# PROBLEMS AND TASKS
1. According to the phishing-prevention excerpt, which anti-phishing and anti-spam solution does Netlogix deploy for businesses?
2. Extend the phishing-prevention excerpt with a passage that picks up after its final sentence.

# DOCUMENT EXCERPT
= = = =
While this may be a time-consuming and tedious task, it is a crucial one if you don’t want to expose your data to hackers. They rely on outdated software to successfully carry out their phishing attacks. You can get this burden off your shoulders by outsourcing it to providers of cybersecurity services.

  • Deploy Anti-Spam and Anti-Phishing Solutions

Anti-phishing and anti-spam solutions are highly instrumental in mitigating the impact of a successful attack or even preventing a phishing attack entirely. Some sophisticated anti-phishing solutions can block suspicious emails containing malware from entering a company’s systems. Using such solutions can be extremely beneficial.

At Netlogix, for example, we help businesses avert phishing attacks by deploying an advanced AI-powered anti-phishing and anti-spam solution, Barracuda Sentinel. It offers the following robust protections:

  • Real-time spear phishing and cyber fraud defense
  • Domain fraud visibility and protection
  • Protection against account takeover and insider risk
  • Automated incident response
  • Prevent future attacks with real-time forensic analysis

  • Protect Your Network

Regardless of how much you train your employees, it is still likely that someone will end up clicking on a malicious link sometime. You don’t want to wait until that happens and then act. You want to take preventive measures in advance by running a centralized filtering solution that not only contains the aftermath, but also strengthens your network security

This means installing a central firewall that governs and protects your network, and filters malicious websites. It will also help prevent your employees from accessing these sites, while sending out alerts if a security incident takes place.
= = = =
# EXTRACTED RECORDS

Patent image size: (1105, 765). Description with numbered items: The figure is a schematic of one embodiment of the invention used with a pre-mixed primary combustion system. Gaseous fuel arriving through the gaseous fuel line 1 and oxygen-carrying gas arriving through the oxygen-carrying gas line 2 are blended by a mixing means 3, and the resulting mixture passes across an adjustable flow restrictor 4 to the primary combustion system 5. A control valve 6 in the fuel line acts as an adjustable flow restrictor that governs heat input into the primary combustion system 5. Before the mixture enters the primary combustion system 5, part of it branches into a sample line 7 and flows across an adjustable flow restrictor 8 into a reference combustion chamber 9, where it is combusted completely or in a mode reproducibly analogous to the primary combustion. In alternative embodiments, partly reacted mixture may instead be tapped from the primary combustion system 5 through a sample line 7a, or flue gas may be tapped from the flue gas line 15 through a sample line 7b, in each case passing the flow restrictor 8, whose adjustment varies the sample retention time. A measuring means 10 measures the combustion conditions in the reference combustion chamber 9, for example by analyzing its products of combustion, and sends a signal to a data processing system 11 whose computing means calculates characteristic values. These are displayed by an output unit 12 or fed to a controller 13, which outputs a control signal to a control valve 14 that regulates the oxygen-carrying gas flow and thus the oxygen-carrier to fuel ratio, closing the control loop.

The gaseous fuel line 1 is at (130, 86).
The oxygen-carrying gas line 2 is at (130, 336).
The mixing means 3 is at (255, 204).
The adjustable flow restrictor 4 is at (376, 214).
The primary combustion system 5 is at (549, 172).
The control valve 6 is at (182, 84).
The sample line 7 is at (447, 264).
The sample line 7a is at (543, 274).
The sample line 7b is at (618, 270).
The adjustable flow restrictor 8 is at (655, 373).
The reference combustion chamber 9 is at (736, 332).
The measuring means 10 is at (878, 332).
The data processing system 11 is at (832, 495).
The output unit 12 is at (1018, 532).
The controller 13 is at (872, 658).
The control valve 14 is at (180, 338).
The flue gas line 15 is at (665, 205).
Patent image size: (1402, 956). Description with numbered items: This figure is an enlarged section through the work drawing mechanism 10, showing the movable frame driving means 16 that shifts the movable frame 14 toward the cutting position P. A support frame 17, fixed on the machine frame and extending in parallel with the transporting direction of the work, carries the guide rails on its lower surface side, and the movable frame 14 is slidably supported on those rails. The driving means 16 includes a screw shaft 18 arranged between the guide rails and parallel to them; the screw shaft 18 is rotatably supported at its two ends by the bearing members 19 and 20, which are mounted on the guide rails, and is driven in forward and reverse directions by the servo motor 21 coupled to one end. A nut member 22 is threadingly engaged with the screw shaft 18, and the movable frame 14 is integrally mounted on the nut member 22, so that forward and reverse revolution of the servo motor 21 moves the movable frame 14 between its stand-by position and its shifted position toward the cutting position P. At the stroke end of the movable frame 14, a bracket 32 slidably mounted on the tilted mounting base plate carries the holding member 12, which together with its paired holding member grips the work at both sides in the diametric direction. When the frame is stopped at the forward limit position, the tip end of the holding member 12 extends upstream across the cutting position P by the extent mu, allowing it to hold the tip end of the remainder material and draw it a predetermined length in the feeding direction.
= = = =
# IN RESPONSE
1. Barracuda Sentinel, an AI-powered anti-phishing and anti-spam solution.

2.
  • Enforce a Potent Password Policy 

It is highly likely that once a hacker has the usernames and passwords used on your systems, he/she will try to use these credentials in as many places as possible. This can be a major problem if you or your employees are in the habit of using the same credentials on multiple platforms. The hacker will be able to gain access to all those accounts. 

To prevent such a scenario, enforce a powerful password policy and formulate a system that prevents anyone from bypassing it. For example, make it mandatory for all employees to change their password to a unique one every 90 days. Employees who do not abide should not be allowed access to their accounts. Zero-compromise password policies can spare your business several potential security issues.   

  • Isolate Critical Components 

As far as possible, try to isolate the critical components in your business infrastructure. Keep certain systems completely offline, aside from some of the critical connections to the central infrastructure. 

Not all your employees need access to the database that contains your financial data or customer information. Similarly, if you have a centralized backup solution, not every employee will need access to the backup server. Provide access only to those who absolutely need it to get their job done. 

So, even if a hacker infiltrates your network, he/she will gain very limited access to your systems and will not be able to cause your business much damage. Consult a cybersecurity services provider about this kind of an arrangement.


While cybersecurity tools and technologies have advanced, so have phishing techniques. No business, whether small or big, is actually safe from hackers. Since prevention is better than cure, it makes sense to put certain powerful measures in place as soon as possible to prevent such attacks or at least minimize the damage they can cause. Hopefully, the above few tips will help you secure your systems and network from phishing attacks, while warding off hackers and other malicious intents.